>> Begin Input data

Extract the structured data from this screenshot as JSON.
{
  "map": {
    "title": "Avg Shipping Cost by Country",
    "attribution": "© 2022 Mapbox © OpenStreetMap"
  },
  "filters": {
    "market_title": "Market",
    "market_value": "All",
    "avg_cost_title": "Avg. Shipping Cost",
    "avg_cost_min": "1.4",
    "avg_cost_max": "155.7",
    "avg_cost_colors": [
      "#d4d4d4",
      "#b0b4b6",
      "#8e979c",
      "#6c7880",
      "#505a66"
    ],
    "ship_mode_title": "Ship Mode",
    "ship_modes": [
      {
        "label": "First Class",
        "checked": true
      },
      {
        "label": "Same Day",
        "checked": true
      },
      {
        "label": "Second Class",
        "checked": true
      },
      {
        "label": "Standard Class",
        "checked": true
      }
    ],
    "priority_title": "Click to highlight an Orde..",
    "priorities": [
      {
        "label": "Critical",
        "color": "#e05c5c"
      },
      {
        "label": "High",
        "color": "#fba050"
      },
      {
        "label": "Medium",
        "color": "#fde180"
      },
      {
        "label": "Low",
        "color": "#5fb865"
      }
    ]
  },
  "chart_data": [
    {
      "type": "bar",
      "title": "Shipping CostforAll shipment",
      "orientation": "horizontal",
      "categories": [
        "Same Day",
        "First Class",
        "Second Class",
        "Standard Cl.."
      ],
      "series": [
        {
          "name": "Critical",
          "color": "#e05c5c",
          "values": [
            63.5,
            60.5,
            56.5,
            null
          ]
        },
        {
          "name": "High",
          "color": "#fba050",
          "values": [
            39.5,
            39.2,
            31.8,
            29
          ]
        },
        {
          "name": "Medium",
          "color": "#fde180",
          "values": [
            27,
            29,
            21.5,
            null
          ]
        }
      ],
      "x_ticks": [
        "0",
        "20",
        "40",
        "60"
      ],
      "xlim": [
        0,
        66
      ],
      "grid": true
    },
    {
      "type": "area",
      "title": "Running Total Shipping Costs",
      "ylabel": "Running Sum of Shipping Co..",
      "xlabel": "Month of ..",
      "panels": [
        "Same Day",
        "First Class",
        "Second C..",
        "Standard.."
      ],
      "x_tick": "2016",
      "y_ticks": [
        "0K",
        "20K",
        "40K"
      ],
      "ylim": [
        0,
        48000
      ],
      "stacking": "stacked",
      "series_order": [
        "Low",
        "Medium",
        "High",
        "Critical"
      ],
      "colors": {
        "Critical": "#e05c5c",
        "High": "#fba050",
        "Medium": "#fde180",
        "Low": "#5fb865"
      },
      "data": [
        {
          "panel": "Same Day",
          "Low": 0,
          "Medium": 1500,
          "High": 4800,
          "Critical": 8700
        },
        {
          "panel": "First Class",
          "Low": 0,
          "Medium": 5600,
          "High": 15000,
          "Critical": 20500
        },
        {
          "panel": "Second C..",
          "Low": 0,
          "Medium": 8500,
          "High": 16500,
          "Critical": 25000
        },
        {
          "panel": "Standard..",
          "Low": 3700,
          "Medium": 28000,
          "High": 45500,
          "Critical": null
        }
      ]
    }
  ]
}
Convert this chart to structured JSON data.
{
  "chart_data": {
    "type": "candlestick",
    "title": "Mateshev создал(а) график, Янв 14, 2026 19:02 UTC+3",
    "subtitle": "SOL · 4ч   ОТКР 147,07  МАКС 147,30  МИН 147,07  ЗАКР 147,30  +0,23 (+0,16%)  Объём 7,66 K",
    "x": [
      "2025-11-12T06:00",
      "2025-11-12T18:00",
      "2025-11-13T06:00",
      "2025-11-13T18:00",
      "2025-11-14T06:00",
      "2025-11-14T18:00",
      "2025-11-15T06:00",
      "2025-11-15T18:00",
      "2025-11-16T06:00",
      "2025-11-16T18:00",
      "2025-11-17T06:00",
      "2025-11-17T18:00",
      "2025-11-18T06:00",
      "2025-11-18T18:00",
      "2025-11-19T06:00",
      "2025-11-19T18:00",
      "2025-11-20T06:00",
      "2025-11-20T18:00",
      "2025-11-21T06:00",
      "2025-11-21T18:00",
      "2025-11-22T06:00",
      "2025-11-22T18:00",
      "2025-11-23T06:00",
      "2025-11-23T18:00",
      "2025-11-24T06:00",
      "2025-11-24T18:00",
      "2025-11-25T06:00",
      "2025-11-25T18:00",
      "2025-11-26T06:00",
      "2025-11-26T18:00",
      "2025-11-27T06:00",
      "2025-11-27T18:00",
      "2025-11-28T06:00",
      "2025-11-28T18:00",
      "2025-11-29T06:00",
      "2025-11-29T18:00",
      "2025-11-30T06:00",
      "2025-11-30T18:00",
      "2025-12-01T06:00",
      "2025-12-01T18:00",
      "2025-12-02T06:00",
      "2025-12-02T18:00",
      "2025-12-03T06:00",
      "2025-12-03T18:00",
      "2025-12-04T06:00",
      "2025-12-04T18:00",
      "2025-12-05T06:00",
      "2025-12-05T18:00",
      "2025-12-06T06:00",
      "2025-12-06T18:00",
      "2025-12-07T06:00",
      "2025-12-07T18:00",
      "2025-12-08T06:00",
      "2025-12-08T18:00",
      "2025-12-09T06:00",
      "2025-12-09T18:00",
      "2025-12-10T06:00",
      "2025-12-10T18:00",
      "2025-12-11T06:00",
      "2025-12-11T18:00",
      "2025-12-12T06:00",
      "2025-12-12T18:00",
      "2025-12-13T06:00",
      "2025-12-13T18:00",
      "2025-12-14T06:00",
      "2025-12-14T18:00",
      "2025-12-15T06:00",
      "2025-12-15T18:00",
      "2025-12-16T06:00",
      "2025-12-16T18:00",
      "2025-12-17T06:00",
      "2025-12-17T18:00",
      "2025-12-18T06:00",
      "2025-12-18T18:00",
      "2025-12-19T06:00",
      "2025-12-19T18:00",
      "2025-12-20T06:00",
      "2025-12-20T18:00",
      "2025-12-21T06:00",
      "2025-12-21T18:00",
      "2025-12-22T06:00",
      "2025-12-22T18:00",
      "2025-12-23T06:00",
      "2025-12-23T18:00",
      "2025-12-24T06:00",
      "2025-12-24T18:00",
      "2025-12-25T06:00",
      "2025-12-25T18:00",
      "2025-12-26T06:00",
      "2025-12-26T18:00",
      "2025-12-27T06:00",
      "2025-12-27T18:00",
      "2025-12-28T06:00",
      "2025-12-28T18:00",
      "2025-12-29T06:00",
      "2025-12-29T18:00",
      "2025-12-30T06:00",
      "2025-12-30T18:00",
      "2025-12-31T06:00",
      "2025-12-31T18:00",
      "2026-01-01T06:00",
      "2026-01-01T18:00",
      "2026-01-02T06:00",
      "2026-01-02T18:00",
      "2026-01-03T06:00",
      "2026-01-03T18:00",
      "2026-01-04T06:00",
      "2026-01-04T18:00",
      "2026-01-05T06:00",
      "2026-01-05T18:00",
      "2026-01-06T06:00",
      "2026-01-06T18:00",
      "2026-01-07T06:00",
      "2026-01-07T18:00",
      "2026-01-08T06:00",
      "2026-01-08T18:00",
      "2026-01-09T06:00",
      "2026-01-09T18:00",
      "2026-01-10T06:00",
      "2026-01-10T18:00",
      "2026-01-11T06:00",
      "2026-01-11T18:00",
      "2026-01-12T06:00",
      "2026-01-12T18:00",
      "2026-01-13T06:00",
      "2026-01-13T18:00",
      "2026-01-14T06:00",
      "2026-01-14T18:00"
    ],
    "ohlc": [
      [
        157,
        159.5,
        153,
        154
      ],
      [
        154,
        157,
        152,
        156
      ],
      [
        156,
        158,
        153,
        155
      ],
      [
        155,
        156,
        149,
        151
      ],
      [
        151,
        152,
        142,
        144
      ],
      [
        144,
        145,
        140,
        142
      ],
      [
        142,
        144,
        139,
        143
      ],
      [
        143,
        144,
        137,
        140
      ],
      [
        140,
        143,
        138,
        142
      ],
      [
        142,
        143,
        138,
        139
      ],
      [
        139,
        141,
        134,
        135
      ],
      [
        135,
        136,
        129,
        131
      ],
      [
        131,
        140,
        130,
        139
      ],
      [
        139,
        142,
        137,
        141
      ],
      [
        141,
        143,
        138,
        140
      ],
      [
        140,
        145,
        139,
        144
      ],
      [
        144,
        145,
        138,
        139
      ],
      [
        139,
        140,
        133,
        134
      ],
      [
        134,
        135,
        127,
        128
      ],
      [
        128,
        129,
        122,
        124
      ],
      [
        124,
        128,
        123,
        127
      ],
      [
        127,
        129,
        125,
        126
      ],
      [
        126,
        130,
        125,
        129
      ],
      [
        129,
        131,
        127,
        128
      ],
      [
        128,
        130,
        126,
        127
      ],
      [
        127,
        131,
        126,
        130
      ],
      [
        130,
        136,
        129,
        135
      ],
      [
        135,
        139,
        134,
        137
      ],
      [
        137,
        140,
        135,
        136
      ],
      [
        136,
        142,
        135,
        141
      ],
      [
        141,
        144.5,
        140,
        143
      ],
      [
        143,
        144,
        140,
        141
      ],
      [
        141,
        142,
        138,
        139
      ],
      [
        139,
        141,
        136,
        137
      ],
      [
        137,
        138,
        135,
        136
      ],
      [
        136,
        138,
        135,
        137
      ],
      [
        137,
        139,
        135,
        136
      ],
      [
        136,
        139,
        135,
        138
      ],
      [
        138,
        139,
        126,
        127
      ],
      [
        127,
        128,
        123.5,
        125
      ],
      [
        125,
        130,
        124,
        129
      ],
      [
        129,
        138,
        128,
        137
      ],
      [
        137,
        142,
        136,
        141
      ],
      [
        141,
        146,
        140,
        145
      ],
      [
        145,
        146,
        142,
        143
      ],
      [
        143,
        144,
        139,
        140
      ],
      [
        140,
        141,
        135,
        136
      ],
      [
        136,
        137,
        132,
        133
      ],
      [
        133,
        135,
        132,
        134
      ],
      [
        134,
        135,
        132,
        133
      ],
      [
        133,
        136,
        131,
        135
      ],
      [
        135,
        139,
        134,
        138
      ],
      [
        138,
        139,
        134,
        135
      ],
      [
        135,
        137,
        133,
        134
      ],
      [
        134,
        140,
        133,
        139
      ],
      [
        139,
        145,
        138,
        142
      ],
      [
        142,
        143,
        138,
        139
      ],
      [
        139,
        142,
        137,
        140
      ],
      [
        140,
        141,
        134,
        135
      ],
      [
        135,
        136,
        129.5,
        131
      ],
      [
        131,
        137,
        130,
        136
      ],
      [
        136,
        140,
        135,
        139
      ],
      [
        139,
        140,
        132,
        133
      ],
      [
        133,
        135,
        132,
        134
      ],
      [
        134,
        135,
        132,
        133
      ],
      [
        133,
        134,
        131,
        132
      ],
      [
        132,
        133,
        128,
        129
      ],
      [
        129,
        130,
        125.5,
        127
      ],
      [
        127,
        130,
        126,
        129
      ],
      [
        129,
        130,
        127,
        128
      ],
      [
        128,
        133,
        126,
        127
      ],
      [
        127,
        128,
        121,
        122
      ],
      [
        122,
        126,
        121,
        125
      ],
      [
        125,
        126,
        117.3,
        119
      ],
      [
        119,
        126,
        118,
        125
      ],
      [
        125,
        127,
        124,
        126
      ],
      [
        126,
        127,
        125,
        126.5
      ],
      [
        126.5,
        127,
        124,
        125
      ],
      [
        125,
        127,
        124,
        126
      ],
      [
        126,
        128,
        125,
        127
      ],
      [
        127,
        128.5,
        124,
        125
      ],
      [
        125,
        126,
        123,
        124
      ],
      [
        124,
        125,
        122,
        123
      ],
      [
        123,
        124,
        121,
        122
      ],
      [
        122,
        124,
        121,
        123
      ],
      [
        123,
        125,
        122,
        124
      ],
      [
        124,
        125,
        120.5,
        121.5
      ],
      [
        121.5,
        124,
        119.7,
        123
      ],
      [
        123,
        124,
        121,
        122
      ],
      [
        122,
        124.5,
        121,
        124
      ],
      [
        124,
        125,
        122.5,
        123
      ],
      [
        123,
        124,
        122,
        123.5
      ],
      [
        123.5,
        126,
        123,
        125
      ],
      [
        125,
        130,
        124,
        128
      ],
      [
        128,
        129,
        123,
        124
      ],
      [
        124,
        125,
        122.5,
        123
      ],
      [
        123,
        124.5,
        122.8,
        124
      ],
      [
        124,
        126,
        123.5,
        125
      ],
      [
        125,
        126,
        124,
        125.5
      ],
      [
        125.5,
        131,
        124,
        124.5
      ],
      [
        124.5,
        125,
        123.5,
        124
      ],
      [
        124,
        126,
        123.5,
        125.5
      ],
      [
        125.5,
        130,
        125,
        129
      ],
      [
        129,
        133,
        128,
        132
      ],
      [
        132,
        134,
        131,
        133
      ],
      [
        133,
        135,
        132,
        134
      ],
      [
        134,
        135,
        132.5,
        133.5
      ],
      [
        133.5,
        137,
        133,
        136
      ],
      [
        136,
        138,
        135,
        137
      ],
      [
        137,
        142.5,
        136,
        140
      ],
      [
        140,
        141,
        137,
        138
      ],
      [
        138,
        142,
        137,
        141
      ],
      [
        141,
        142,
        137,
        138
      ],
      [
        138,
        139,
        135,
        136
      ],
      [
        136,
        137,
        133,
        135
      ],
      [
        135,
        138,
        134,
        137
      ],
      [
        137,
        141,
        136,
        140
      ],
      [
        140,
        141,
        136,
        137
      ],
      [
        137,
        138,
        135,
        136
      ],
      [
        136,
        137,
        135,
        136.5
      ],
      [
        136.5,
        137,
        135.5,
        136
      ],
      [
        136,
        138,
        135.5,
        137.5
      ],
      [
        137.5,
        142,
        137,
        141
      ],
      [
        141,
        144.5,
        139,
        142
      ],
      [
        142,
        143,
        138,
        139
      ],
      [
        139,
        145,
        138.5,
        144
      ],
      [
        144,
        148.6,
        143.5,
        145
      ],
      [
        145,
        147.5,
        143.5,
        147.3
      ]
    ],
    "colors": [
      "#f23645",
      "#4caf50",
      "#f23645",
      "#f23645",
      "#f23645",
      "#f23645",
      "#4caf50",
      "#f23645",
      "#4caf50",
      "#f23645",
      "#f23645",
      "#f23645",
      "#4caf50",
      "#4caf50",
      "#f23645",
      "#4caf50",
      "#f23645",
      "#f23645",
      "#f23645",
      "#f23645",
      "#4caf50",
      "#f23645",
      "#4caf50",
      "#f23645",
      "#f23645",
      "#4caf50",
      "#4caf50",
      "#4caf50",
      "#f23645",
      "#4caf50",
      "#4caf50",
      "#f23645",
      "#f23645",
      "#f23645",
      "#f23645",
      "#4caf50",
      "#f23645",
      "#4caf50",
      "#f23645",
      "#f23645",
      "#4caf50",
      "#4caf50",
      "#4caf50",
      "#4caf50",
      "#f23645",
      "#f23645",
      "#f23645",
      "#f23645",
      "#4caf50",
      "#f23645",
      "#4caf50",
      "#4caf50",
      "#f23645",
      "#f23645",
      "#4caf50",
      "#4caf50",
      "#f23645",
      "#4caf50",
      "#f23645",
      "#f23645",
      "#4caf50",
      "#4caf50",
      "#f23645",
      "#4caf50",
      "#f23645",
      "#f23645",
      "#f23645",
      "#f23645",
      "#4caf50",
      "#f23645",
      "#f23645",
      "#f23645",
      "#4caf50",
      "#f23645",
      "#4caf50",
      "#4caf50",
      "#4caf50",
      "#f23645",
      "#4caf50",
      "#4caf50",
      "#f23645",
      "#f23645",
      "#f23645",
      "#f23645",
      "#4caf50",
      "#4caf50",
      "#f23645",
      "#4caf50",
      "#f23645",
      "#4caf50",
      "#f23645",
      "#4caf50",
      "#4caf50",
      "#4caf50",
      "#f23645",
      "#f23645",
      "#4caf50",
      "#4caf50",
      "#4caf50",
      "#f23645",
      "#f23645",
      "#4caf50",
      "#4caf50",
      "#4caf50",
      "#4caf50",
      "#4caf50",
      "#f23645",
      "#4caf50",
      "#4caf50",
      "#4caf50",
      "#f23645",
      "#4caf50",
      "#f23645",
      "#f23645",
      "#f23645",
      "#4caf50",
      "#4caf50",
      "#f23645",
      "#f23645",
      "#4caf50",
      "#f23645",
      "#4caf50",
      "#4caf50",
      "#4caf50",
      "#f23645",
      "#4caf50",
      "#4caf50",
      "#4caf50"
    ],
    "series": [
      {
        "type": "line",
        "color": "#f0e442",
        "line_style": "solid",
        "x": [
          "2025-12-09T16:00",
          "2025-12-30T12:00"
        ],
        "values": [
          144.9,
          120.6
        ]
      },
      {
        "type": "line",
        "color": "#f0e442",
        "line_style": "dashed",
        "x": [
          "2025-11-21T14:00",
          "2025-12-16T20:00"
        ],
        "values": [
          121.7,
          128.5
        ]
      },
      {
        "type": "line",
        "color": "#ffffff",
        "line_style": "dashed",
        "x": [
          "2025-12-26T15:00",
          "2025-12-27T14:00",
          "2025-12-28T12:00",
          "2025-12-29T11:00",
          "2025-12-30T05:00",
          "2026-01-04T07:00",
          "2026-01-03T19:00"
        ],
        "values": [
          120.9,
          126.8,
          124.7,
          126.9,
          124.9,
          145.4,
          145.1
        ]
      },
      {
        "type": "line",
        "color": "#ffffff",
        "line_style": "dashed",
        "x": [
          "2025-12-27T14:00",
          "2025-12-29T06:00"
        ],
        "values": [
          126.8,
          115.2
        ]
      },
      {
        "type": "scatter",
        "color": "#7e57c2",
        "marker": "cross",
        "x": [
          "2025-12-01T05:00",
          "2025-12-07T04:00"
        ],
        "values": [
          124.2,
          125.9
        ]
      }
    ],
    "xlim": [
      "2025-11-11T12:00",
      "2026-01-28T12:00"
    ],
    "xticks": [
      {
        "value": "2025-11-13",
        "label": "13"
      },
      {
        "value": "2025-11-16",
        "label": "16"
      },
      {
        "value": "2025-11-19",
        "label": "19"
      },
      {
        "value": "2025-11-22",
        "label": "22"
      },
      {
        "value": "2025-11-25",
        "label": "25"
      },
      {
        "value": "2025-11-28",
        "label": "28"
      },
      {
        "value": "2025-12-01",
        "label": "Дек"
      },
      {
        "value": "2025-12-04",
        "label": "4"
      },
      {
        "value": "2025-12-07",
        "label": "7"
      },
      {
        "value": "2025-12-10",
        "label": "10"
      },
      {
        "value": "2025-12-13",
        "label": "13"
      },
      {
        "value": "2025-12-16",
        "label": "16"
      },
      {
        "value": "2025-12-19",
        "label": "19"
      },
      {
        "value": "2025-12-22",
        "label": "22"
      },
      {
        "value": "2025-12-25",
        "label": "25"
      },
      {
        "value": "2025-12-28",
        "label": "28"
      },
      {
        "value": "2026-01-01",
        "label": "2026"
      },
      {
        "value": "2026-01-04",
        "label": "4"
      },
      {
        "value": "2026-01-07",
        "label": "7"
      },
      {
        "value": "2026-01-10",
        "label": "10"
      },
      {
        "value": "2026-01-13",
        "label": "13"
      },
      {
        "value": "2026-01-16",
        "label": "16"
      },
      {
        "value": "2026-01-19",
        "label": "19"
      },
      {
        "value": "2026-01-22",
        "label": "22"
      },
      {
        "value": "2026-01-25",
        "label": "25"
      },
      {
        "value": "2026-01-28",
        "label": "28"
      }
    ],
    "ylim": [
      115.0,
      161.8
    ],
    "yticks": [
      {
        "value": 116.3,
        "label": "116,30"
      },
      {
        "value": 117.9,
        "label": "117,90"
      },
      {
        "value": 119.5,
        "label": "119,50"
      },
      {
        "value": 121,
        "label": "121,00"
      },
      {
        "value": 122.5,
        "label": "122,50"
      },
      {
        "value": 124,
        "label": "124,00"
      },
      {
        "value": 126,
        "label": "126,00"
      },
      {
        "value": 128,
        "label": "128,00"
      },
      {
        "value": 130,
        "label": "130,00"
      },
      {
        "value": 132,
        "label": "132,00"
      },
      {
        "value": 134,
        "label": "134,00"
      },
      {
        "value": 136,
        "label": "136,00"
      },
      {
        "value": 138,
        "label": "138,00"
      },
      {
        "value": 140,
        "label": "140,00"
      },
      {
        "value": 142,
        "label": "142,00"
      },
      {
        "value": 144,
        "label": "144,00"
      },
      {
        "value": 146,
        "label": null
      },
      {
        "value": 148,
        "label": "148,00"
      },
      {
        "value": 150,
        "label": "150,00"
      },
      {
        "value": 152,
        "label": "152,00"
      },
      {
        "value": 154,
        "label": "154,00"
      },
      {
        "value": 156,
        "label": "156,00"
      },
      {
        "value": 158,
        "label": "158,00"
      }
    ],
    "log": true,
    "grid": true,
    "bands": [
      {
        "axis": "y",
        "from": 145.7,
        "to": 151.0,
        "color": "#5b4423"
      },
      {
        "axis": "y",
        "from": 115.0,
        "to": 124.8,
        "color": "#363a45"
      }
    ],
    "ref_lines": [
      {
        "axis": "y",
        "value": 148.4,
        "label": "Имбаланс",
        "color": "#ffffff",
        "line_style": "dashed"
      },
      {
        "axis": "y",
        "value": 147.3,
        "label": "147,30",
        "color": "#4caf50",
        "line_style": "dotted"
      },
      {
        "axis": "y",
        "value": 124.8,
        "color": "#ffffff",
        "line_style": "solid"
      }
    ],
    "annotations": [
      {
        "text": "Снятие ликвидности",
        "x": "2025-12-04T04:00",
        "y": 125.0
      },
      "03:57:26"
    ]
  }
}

>> End Input data

• Stated problem
Copy, from the material above, each line in which the string "Class" occurs.

• Final result
        "label": "First Class",
        "label": "Second Class",
        "label": "Standard Class",
        "First Class",
        "Second Class",
        "First Class",
          "panel": "First Class",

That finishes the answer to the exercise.